__What is being asked__:
Please reproduce all of the entries below word for word, leaving out the pictures.

__Recorded data__:
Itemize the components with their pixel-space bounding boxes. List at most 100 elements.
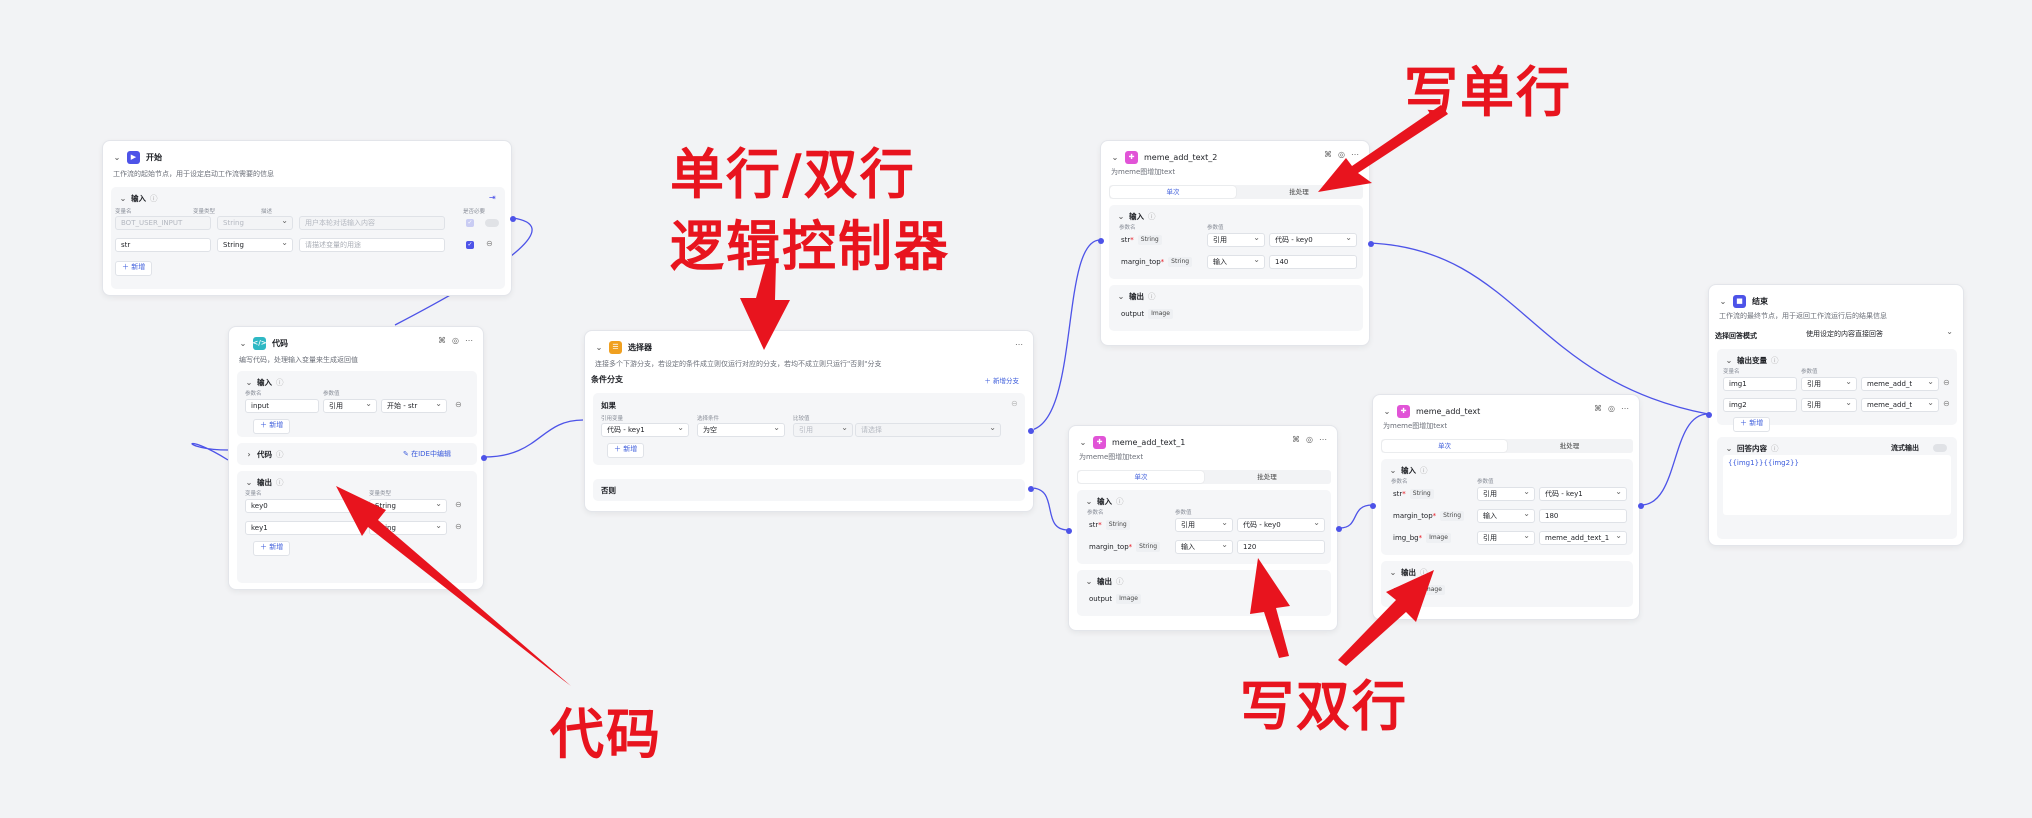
remove-icon[interactable]: ⊖: [455, 400, 462, 409]
reference-select[interactable]: 代码 - key0: [1269, 233, 1357, 247]
collapse-chevron-icon[interactable]: ⌄: [1111, 152, 1119, 162]
collapse-chevron-icon[interactable]: ⌄: [1383, 406, 1391, 416]
remove-icon[interactable]: ⊖: [1943, 399, 1950, 408]
meme-add-text-1-node[interactable]: ⌄✚meme_add_text_1 ⌘◎⋯ 为meme图增加text 单次 批处…: [1066, 425, 1342, 631]
more-icon[interactable]: ⋯: [1015, 340, 1023, 349]
collapse-chevron-icon[interactable]: ⌄: [595, 342, 603, 352]
collapse-chevron-icon[interactable]: ⌄: [113, 152, 121, 162]
collapse-chevron-icon[interactable]: ⌄: [1079, 437, 1087, 447]
param-name-field[interactable]: input: [245, 399, 319, 413]
value-mode-select[interactable]: 输入: [1477, 509, 1535, 523]
tab-single[interactable]: 单次: [1110, 186, 1236, 198]
meme-add-text-2-node[interactable]: ⌄✚meme_add_text_2 ⌘◎⋯ 为meme图增加text 单次 批处…: [1098, 140, 1374, 346]
value-mode-select[interactable]: 引用: [1477, 487, 1535, 501]
reference-select[interactable]: 代码 - key1: [1539, 487, 1627, 501]
var-type-select[interactable]: String: [217, 238, 293, 252]
more-icon[interactable]: ⋯: [1351, 150, 1359, 159]
add-branch-button[interactable]: ＋ 新增分支: [984, 375, 1019, 385]
value-mode-select[interactable]: 引用: [1175, 518, 1233, 532]
input-port[interactable]: [1098, 238, 1104, 244]
end-node[interactable]: ⌄■结束 工作流的最终节点，用于返回工作流运行后的结果信息 选择回答模式 使用设…: [1706, 284, 1964, 546]
reference-select[interactable]: meme_add_t: [1861, 377, 1939, 391]
remove-icon[interactable]: ⊖: [1943, 378, 1950, 387]
debug-icon[interactable]: ⌘: [438, 336, 447, 345]
output-port[interactable]: [1638, 503, 1644, 509]
output-type-select[interactable]: String: [369, 521, 447, 535]
import-icon[interactable]: ⇥: [489, 193, 496, 202]
var-desc-field[interactable]: 请描述变量的用途: [299, 238, 445, 252]
output-type-select[interactable]: String: [369, 499, 447, 513]
tab-batch[interactable]: 批处理: [1257, 473, 1277, 481]
debug-icon[interactable]: ⌘: [1324, 150, 1333, 159]
remove-icon[interactable]: ⊖: [455, 522, 462, 531]
tab-batch[interactable]: 批处理: [1289, 188, 1309, 196]
input-port[interactable]: [1706, 412, 1712, 418]
tab-single[interactable]: 单次: [1078, 471, 1204, 483]
selector-node[interactable]: ⌄☰选择器 ⋯ 连接多个下游分支，若设定的条件成立则仅运行对应的分支，若均不成立…: [584, 330, 1034, 512]
add-variable-button[interactable]: ＋ 新增: [115, 261, 153, 276]
output-port[interactable]: [510, 216, 516, 222]
condition-ref-select[interactable]: 代码 - key1: [601, 423, 689, 437]
meme-add-text-node[interactable]: ⌄✚meme_add_text ⌘◎⋯ 为meme图增加text 单次 批处理 …: [1370, 394, 1644, 620]
output-name-field[interactable]: img1: [1723, 377, 1797, 391]
debug-icon[interactable]: ⌘: [1292, 435, 1301, 444]
var-name-field[interactable]: str: [115, 238, 211, 252]
reference-select[interactable]: meme_add_t: [1861, 398, 1939, 412]
reference-select[interactable]: 代码 - key0: [1237, 518, 1325, 532]
output-name-field[interactable]: key1: [245, 521, 365, 535]
tab-batch[interactable]: 批处理: [1559, 442, 1580, 450]
add-condition-button[interactable]: ＋ 新增: [607, 443, 645, 458]
input-port[interactable]: [1370, 503, 1376, 509]
value-mode-select[interactable]: 输入: [1207, 255, 1265, 269]
remove-branch-icon[interactable]: ⊖: [1011, 399, 1018, 408]
output-port[interactable]: [1368, 241, 1374, 247]
output-name-field[interactable]: key0: [245, 499, 365, 513]
param-name: img_bg: [1393, 534, 1419, 542]
remove-icon[interactable]: ⊖: [455, 500, 462, 509]
value-input[interactable]: 180: [1539, 509, 1627, 523]
reference-select[interactable]: 开始 - str: [381, 399, 447, 413]
condition-operator-select[interactable]: 为空: [697, 423, 785, 437]
add-output-button[interactable]: ＋ 新增: [1733, 417, 1771, 432]
run-icon[interactable]: ◎: [452, 336, 459, 345]
debug-icon[interactable]: ⌘: [1594, 404, 1603, 413]
output-name-field[interactable]: img2: [1723, 398, 1797, 412]
remove-icon[interactable]: ⊖: [486, 239, 493, 248]
value-input[interactable]: 120: [1237, 540, 1325, 554]
input-port[interactable]: [1066, 528, 1072, 534]
value-mode-select[interactable]: 引用: [1477, 531, 1535, 545]
stream-output-toggle[interactable]: [1933, 444, 1947, 452]
reference-select[interactable]: meme_add_text_1: [1539, 531, 1627, 545]
value-input[interactable]: 140: [1269, 255, 1357, 269]
collapse-chevron-icon[interactable]: ⌄: [1719, 296, 1727, 306]
output-port[interactable]: [1336, 526, 1342, 532]
add-output-button[interactable]: ＋ 新增: [253, 541, 291, 556]
run-icon[interactable]: ◎: [1338, 150, 1345, 159]
collapse-chevron-icon[interactable]: ⌄: [239, 338, 247, 348]
required-checkbox[interactable]: ✓: [466, 241, 474, 249]
tab-single[interactable]: 单次: [1382, 440, 1507, 452]
output-port[interactable]: [481, 455, 487, 461]
add-param-button[interactable]: ＋ 新增: [253, 419, 291, 434]
value-mode-select[interactable]: 引用: [1801, 377, 1857, 391]
value-mode-select[interactable]: 引用: [1207, 233, 1265, 247]
value-mode-select[interactable]: 引用: [323, 399, 377, 413]
section-title: 输入: [1097, 497, 1112, 506]
more-icon[interactable]: ⋯: [1319, 435, 1327, 444]
run-icon[interactable]: ◎: [1608, 404, 1615, 413]
edit-in-ide-link[interactable]: ✎ 在IDE中编辑: [403, 449, 451, 459]
else-output-port[interactable]: [1028, 486, 1034, 492]
run-icon[interactable]: ◎: [1306, 435, 1313, 444]
value-mode-select[interactable]: 引用: [1801, 398, 1857, 412]
value-mode-select[interactable]: 输入: [1175, 540, 1233, 554]
answer-content-editor[interactable]: {{img1}}{{img2}}: [1723, 455, 1951, 515]
more-icon[interactable]: ⋯: [465, 336, 473, 345]
more-icon[interactable]: ⋯: [1621, 404, 1629, 413]
if-output-port[interactable]: [1028, 428, 1034, 434]
answer-mode-select[interactable]: 使用设定的内容直接回答: [1801, 328, 1957, 342]
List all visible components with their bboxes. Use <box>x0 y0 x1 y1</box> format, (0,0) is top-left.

__Output below__:
Itemize the components with their pixel-space bounding boxes. List at most 100 elements.
remove-icon[interactable]: ⊖: [455, 400, 462, 409]
reference-select[interactable]: 代码 - key0: [1269, 233, 1357, 247]
collapse-chevron-icon[interactable]: ⌄: [1111, 152, 1119, 162]
collapse-chevron-icon[interactable]: ⌄: [1383, 406, 1391, 416]
remove-icon[interactable]: ⊖: [1943, 399, 1950, 408]
meme-add-text-1-node[interactable]: ⌄✚meme_add_text_1 ⌘◎⋯ 为meme图增加text 单次 批处…: [1066, 425, 1342, 631]
more-icon[interactable]: ⋯: [1015, 340, 1023, 349]
collapse-chevron-icon[interactable]: ⌄: [595, 342, 603, 352]
collapse-chevron-icon[interactable]: ⌄: [113, 152, 121, 162]
collapse-chevron-icon[interactable]: ⌄: [1079, 437, 1087, 447]
param-name-field[interactable]: input: [245, 399, 319, 413]
value-mode-select[interactable]: 输入: [1477, 509, 1535, 523]
tab-single[interactable]: 单次: [1110, 186, 1236, 198]
meme-add-text-2-node[interactable]: ⌄✚meme_add_text_2 ⌘◎⋯ 为meme图增加text 单次 批处…: [1098, 140, 1374, 346]
value-mode-select[interactable]: 引用: [1477, 487, 1535, 501]
reference-select[interactable]: 代码 - key1: [1539, 487, 1627, 501]
var-type-select[interactable]: String: [217, 238, 293, 252]
more-icon[interactable]: ⋯: [1351, 150, 1359, 159]
add-branch-button[interactable]: ＋ 新增分支: [984, 375, 1019, 385]
value-mode-select[interactable]: 引用: [1175, 518, 1233, 532]
input-port[interactable]: [1098, 238, 1104, 244]
end-node[interactable]: ⌄■结束 工作流的最终节点，用于返回工作流运行后的结果信息 选择回答模式 使用设…: [1706, 284, 1964, 546]
reference-select[interactable]: meme_add_t: [1861, 377, 1939, 391]
remove-icon[interactable]: ⊖: [1943, 378, 1950, 387]
debug-icon[interactable]: ⌘: [438, 336, 447, 345]
output-port[interactable]: [1638, 503, 1644, 509]
output-type-select[interactable]: String: [369, 521, 447, 535]
import-icon[interactable]: ⇥: [489, 193, 496, 202]
var-desc-field[interactable]: 请描述变量的用途: [299, 238, 445, 252]
output-type-select[interactable]: String: [369, 499, 447, 513]
tab-batch[interactable]: 批处理: [1257, 473, 1277, 481]
debug-icon[interactable]: ⌘: [1324, 150, 1333, 159]
remove-icon[interactable]: ⊖: [455, 522, 462, 531]
tab-batch[interactable]: 批处理: [1289, 188, 1309, 196]
input-port[interactable]: [1706, 412, 1712, 418]
tab-single[interactable]: 单次: [1078, 471, 1204, 483]
selector-node[interactable]: ⌄☰选择器 ⋯ 连接多个下游分支，若设定的条件成立则仅运行对应的分支，若均不成立…: [584, 330, 1034, 512]
add-variable-button[interactable]: ＋ 新增: [115, 261, 153, 276]
output-port[interactable]: [510, 216, 516, 222]
condition-ref-select[interactable]: 代码 - key1: [601, 423, 689, 437]
meme-add-text-node[interactable]: ⌄✚meme_add_text ⌘◎⋯ 为meme图增加text 单次 批处理 …: [1370, 394, 1644, 620]
output-name-field[interactable]: img1: [1723, 377, 1797, 391]
debug-icon[interactable]: ⌘: [1292, 435, 1301, 444]
var-name-field[interactable]: str: [115, 238, 211, 252]
reference-select[interactable]: meme_add_t: [1861, 398, 1939, 412]
reference-select[interactable]: 代码 - key0: [1237, 518, 1325, 532]
output-name-field[interactable]: key1: [245, 521, 365, 535]
tab-batch[interactable]: 批处理: [1559, 442, 1580, 450]
add-condition-button[interactable]: ＋ 新增: [607, 443, 645, 458]
input-port[interactable]: [1370, 503, 1376, 509]
value-mode-select[interactable]: 输入: [1207, 255, 1265, 269]
remove-branch-icon[interactable]: ⊖: [1011, 399, 1018, 408]
output-port[interactable]: [1368, 241, 1374, 247]
output-name-field[interactable]: key0: [245, 499, 365, 513]
param-name: img_bg: [1393, 534, 1419, 542]
remove-icon[interactable]: ⊖: [455, 500, 462, 509]
value-input[interactable]: 180: [1539, 509, 1627, 523]
reference-select[interactable]: 开始 - str: [381, 399, 447, 413]
condition-operator-select[interactable]: 为空: [697, 423, 785, 437]
add-output-button[interactable]: ＋ 新增: [1733, 417, 1771, 432]
run-icon[interactable]: ◎: [452, 336, 459, 345]
debug-icon[interactable]: ⌘: [1594, 404, 1603, 413]
output-name-field[interactable]: img2: [1723, 398, 1797, 412]
remove-icon[interactable]: ⊖: [486, 239, 493, 248]
value-input[interactable]: 120: [1237, 540, 1325, 554]
input-port[interactable]: [1066, 528, 1072, 534]
value-mode-select[interactable]: 引用: [1477, 531, 1535, 545]
stream-output-toggle[interactable]: [1933, 444, 1947, 452]
reference-select[interactable]: meme_add_text_1: [1539, 531, 1627, 545]
value-input[interactable]: 140: [1269, 255, 1357, 269]
collapse-chevron-icon[interactable]: ⌄: [1719, 296, 1727, 306]
output-port[interactable]: [1336, 526, 1342, 532]
add-output-button[interactable]: ＋ 新增: [253, 541, 291, 556]
run-icon[interactable]: ◎: [1338, 150, 1345, 159]
collapse-chevron-icon[interactable]: ⌄: [239, 338, 247, 348]
required-checkbox[interactable]: ✓: [466, 241, 474, 249]
tab-single[interactable]: 单次: [1382, 440, 1507, 452]
output-port[interactable]: [481, 455, 487, 461]
add-param-button[interactable]: ＋ 新增: [253, 419, 291, 434]
value-mode-select[interactable]: 引用: [1801, 377, 1857, 391]
value-mode-select[interactable]: 引用: [1207, 233, 1265, 247]
value-mode-select[interactable]: 引用: [323, 399, 377, 413]
section-title: 输入: [1097, 497, 1112, 506]
more-icon[interactable]: ⋯: [1319, 435, 1327, 444]
run-icon[interactable]: ◎: [1608, 404, 1615, 413]
edit-in-ide-link[interactable]: ✎ 在IDE中编辑: [403, 449, 451, 459]
else-output-port[interactable]: [1028, 486, 1034, 492]
run-icon[interactable]: ◎: [1306, 435, 1313, 444]
value-mode-select[interactable]: 引用: [1801, 398, 1857, 412]
value-mode-select[interactable]: 输入: [1175, 540, 1233, 554]
answer-content-editor[interactable]: {{img1}}{{img2}}: [1723, 455, 1951, 515]
more-icon[interactable]: ⋯: [465, 336, 473, 345]
more-icon[interactable]: ⋯: [1621, 404, 1629, 413]
if-output-port[interactable]: [1028, 428, 1034, 434]
answer-mode-select[interactable]: 使用设定的内容直接回答: [1801, 328, 1957, 342]
List all visible components with their bboxes. Use <box>x0 y0 x1 y1</box> format, (0,0) is top-left.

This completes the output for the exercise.